--- Description of the task ---
Below are some records. Write out the lines from the one containing "Convert this document image to plain text." to the last line, word for word, leaving out pictures.

--- Input material ---
---+---
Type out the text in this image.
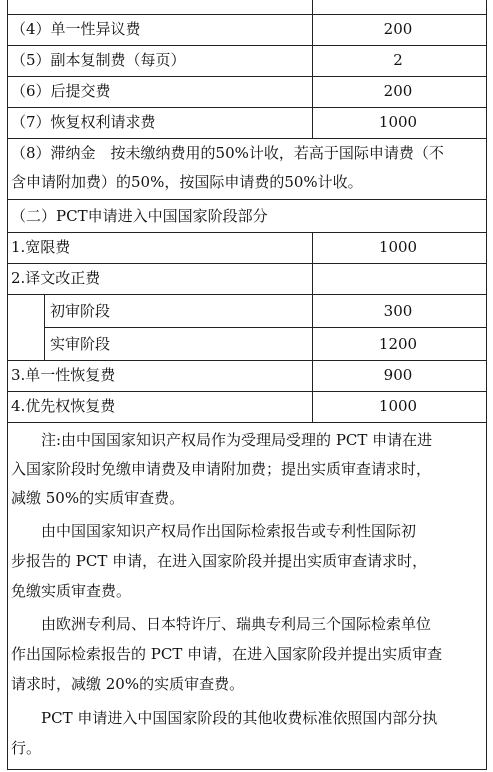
（4）单一性异议费	200
（5）副本复制费（每页）	2
（6）后提交费	200
（7）恢复权利请求费	1000
（8）滞纳金　按未缴纳费用的50%计收，若高于国际申请费（不
含申请附加费）的50%，按国际申请费的50%计收。
（二）PCT申请进入中国国家阶段部分
1.宽限费	1000
2.译文改正费
初审阶段	300
实审阶段	1200
3.单一性恢复费	900
4.优先权恢复费	1000
　　注:由中国国家知识产权局作为受理局受理的 PCT 申请在进
入国家阶段时免缴申请费及申请附加费；提出实质审查请求时，
减缴 50%的实质审查费。
　　由中国国家知识产权局作出国际检索报告或专利性国际初
步报告的 PCT 申请，在进入国家阶段并提出实质审查请求时，
免缴实质审查费。
　　由欧洲专利局、日本特许厅、瑞典专利局三个国际检索单位
作出国际检索报告的 PCT 申请，在进入国家阶段并提出实质审查
请求时，减缴 20%的实质审查费。
　　PCT 申请进入中国国家阶段的其他收费标准依照国内部分执
行。
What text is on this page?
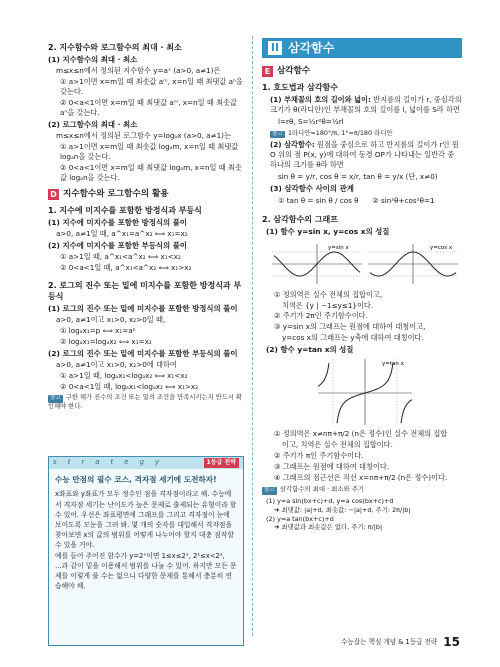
2. 지수함수와 로그함수의 최대 · 최소
(1) 지수함수의 최대 · 최소
m≤x≤n에서 정의된 지수함수 y=aˣ (a>0, a≠1)은
① a>1이면 x=m일 때 최솟값 aᵐ, x=n일 때 최댓값 aⁿ을 갖는다.
② 0<a<1이면 x=m일 때 최댓값 aᵐ, x=n일 때 최솟값 aⁿ을 갖는다.
(2) 로그함수의 최대 · 최소
m≤x≤n에서 정의된 로그함수 y=logₐx (a>0, a≠1)는
① a>1이면 x=m일 때 최솟값 logₐm, x=n일 때 최댓값 logₐn을 갖는다.
② 0<a<1이면 x=m일 때 최댓값 logₐm, x=n일 때 최솟값 logₐn을 갖는다.
D 지수함수와 로그함수의 활용
1. 지수에 미지수를 포함한 방정식과 부등식
(1) 지수에 미지수를 포함한 방정식의 풀이
a>0, a≠1일 때, a^x₁=a^x₂ ⟺ x₁=x₂
(2) 지수에 미지수를 포함한 부등식의 풀이
① a>1일 때, a^x₁<a^x₂ ⟺ x₁<x₂
② 0<a<1일 때, a^x₁<a^x₂ ⟺ x₁>x₂
2. 로그의 진수 또는 밑에 미지수를 포함한 방정식과 부등식
(1) 로그의 진수 또는 밑에 미지수를 포함한 방정식의 풀이
a>0, a≠1이고 x₁>0, x₂>0일 때,
① logₐx₁=p ⟺ x₁=aᵖ
② logₐx₁=logₐx₂ ⟺ x₁=x₂
(2) 로그의 진수 또는 밑에 미지수를 포함한 부등식의 풀이
a>0, a≠1이고 x₁>0, x₂>0에 대하여
① a>1일 때, logₐx₁<logₐx₂ ⟺ x₁<x₂
② 0<a<1일 때, logₐx₁<logₐx₂ ⟺ x₁>x₂
참고 구한 해가 진수의 조건 또는 밑의 조건을 만족시키는지 반드시 확인해야 한다.
strategy	1등급 전략
수능 만점의 필수 코스, 격자점 세기에 도전하자!
x좌표와 y좌표가 모두 정수인 점을 격자점이라고 해. 수능에서 격자점 세기는 난이도가 높은 문제로 출제되는 유형이라 할 수 있어. 우선은 좌표평면에 그래프를 그리고 격자점이 눈에 보이도록 모눈을 그려 봐. 몇 개의 숫자를 대입해서 격자점을 찾아보면 x의 값의 범위를 어떻게 나누어야 할지 대충 짐작할 수 있을 거야.
예를 들어 주어진 함수가 y=2ˣ이면 1≤x≤2ˣ, 2¹≤x<2²,
…과 같이 밑을 이용해서 범위를 나눌 수 있어. 하지만 모든 문제를 이렇게 풀 수는 없으니 다양한 문제를 통해서 충분히 연습해야 해.
II 삼각함수
E 삼각함수
1. 호도법과 삼각함수
(1) 부채꼴의 호의 길이와 넓이: 반지름의 길이가 r, 중심각의 크기가 θ(라디안)인 부채꼴의 호의 길이를 l, 넓이를 S라 하면
l=rθ, S=½r²θ=½rl
참고 1라디안=180°/π, 1°=π/180 라디안
(2) 삼각함수: 원점을 중심으로 하고 반지름의 길이가 r인 원 O 위의 점 P(x, y)에 대하여 동경 OP가 나타내는 일반각 중 하나의 크기를 θ라 하면
sin θ = y/r, cos θ = x/r, tan θ = y/x (단, x≠0)
(3) 삼각함수 사이의 관계
① tan θ = sin θ / cos θ ② sin²θ+cos²θ=1
2. 삼각함수의 그래프
(1) 함수 y=sin x, y=cos x의 성질
y=sin x	y=cos x
① 정의역은 실수 전체의 집합이고,
치역은 {y | −1≤y≤1}이다.
② 주기가 2π인 주기함수이다.
③ y=sin x의 그래프는 원점에 대하여 대칭이고,
y=cos x의 그래프는 y축에 대하여 대칭이다.
(2) 함수 y=tan x의 성질
y=tan x
① 정의역은 x≠nπ+π/2 (n은 정수)인 실수 전체의 집합
이고, 치역은 실수 전체의 집합이다.
② 주기가 π인 주기함수이다.
③ 그래프는 원점에 대하여 대칭이다.
④ 그래프의 점근선은 직선 x=nπ+π/2 (n은 정수)이다.
참고 삼각함수의 최대 · 최소와 주기
(1) y=a sin(bx+c)+d, y=a cos(bx+c)+d
➜ 최댓값: |a|+d, 최솟값: −|a|+d, 주기: 2π/|b|
(2) y=a tan(bx+c)+d
➜ 최댓값과 최솟값은 없다, 주기: π/|b|
수능잡는 핵심 개념 & 1등급 전략 15
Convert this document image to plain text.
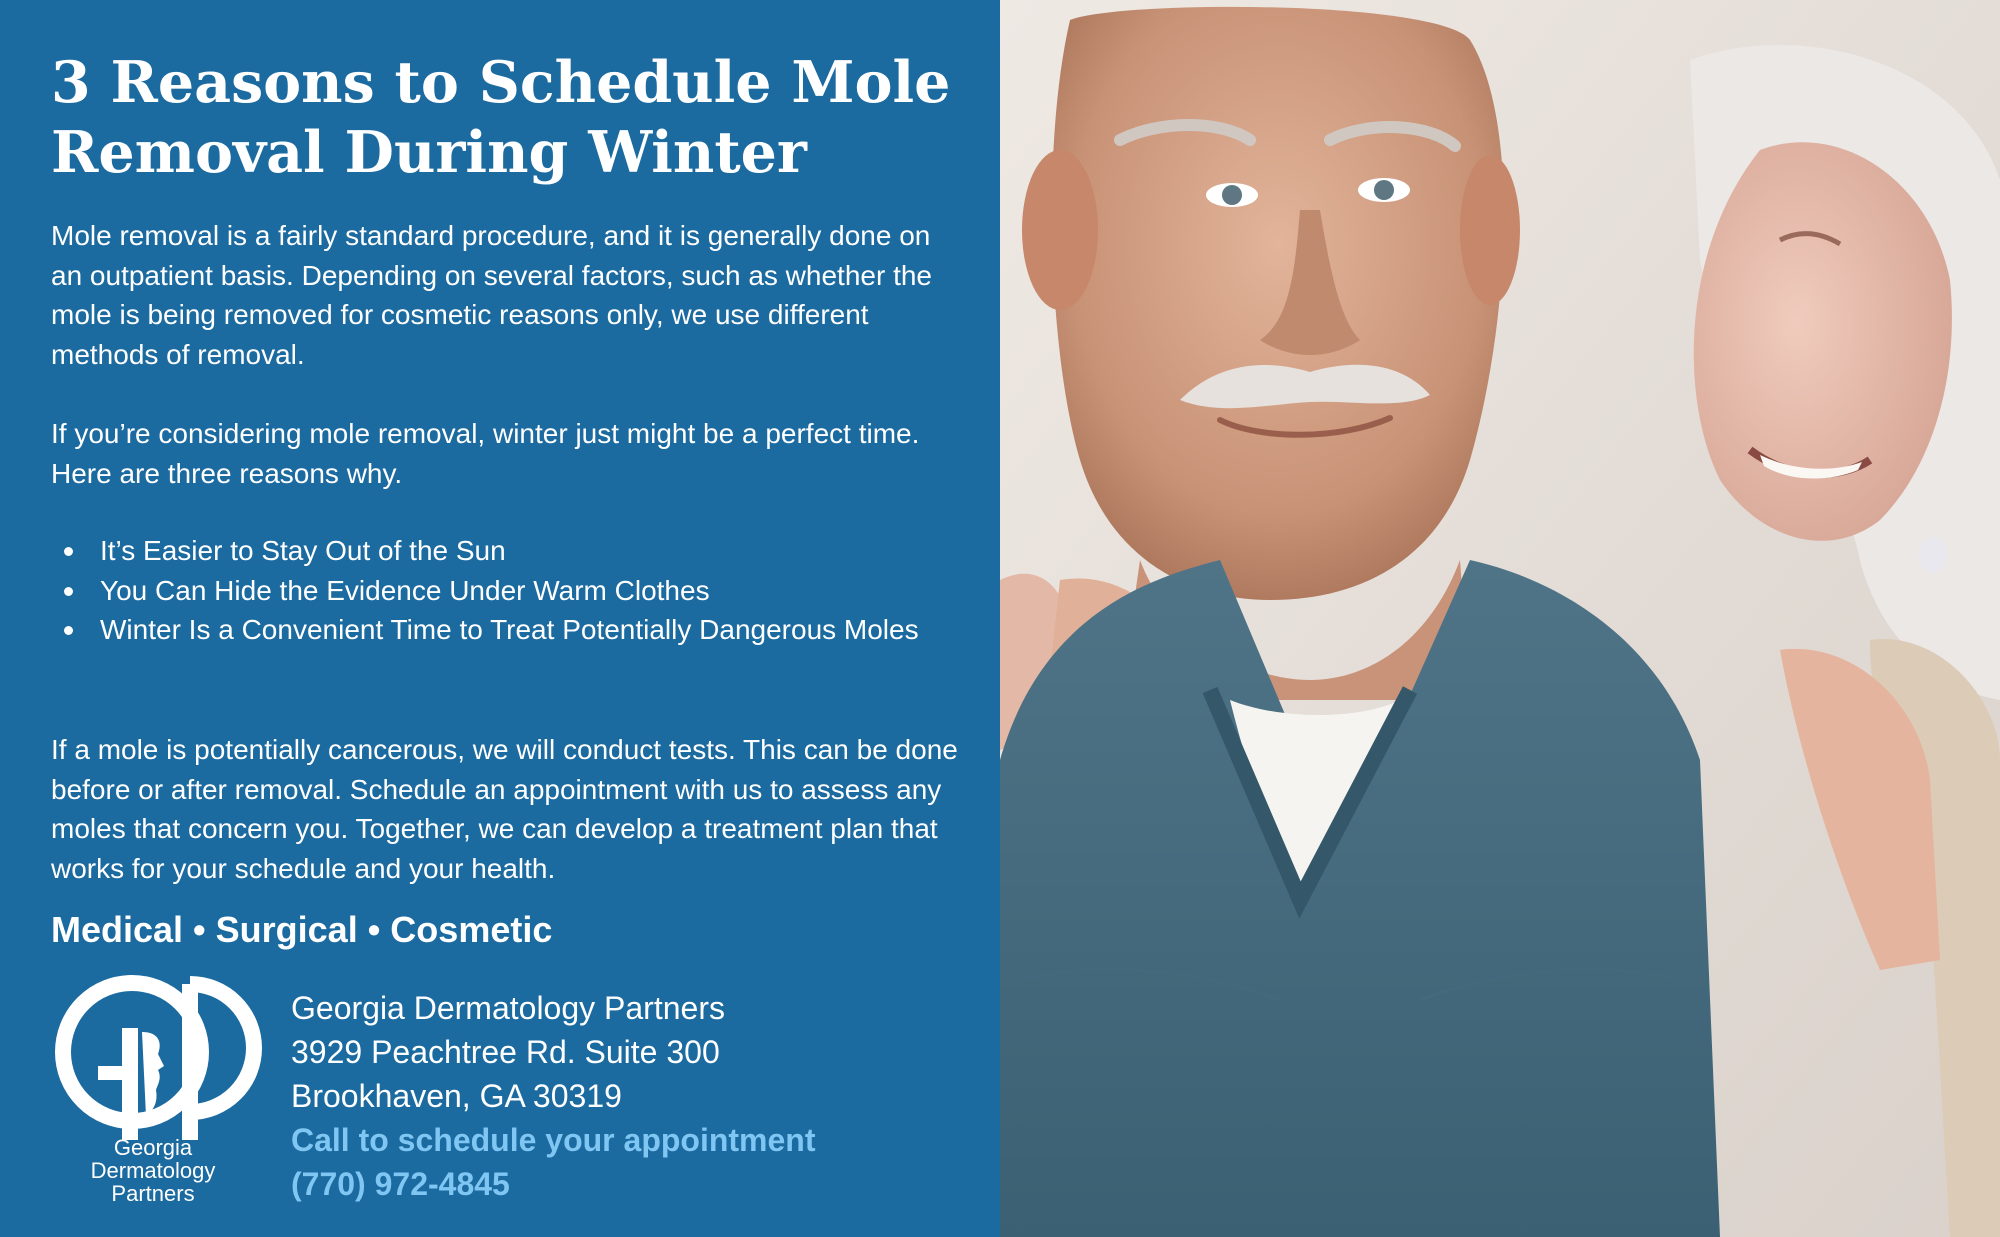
3 Reasons to Schedule Mole Removal During Winter

Mole removal is a fairly standard procedure, and it is generally done on an outpatient basis. Depending on several factors, such as whether the mole is being removed for cosmetic reasons only, we use different methods of removal.

If you’re considering mole removal, winter just might be a perfect time. Here are three reasons why.

It’s Easier to Stay Out of the Sun
You Can Hide the Evidence Under Warm Clothes
Winter Is a Convenient Time to Treat Potentially Dangerous Moles

If a mole is potentially cancerous, we will conduct tests. This can be done before or after removal. Schedule an appointment with us to assess any moles that concern you. Together, we can develop a treatment plan that works for your schedule and your health.

Medical • Surgical • Cosmetic
Georgia
Dermatology
Partners
Georgia Dermatology Partners
3929 Peachtree Rd. Suite 300
Brookhaven, GA 30319
Call to schedule your appointment
(770) 972-4845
---+---
--- Result ---
Convert this document image to plain text.
3 Reasons to Schedule Mole Removal During Winter

Mole removal is a fairly standard procedure, and it is generally done on an outpatient basis. Depending on several factors, such as whether the mole is being removed for cosmetic reasons only, we use different methods of removal.

If you’re considering mole removal, winter just might be a perfect time. Here are three reasons why.

It’s Easier to Stay Out of the Sun
You Can Hide the Evidence Under Warm Clothes
Winter Is a Convenient Time to Treat Potentially Dangerous Moles

If a mole is potentially cancerous, we will conduct tests. This can be done before or after removal. Schedule an appointment with us to assess any moles that concern you. Together, we can develop a treatment plan that works for your schedule and your health.

Medical • Surgical • Cosmetic
Georgia
Dermatology
Partners
Georgia Dermatology Partners
3929 Peachtree Rd. Suite 300
Brookhaven, GA 30319
Call to schedule your appointment
(770) 972-4845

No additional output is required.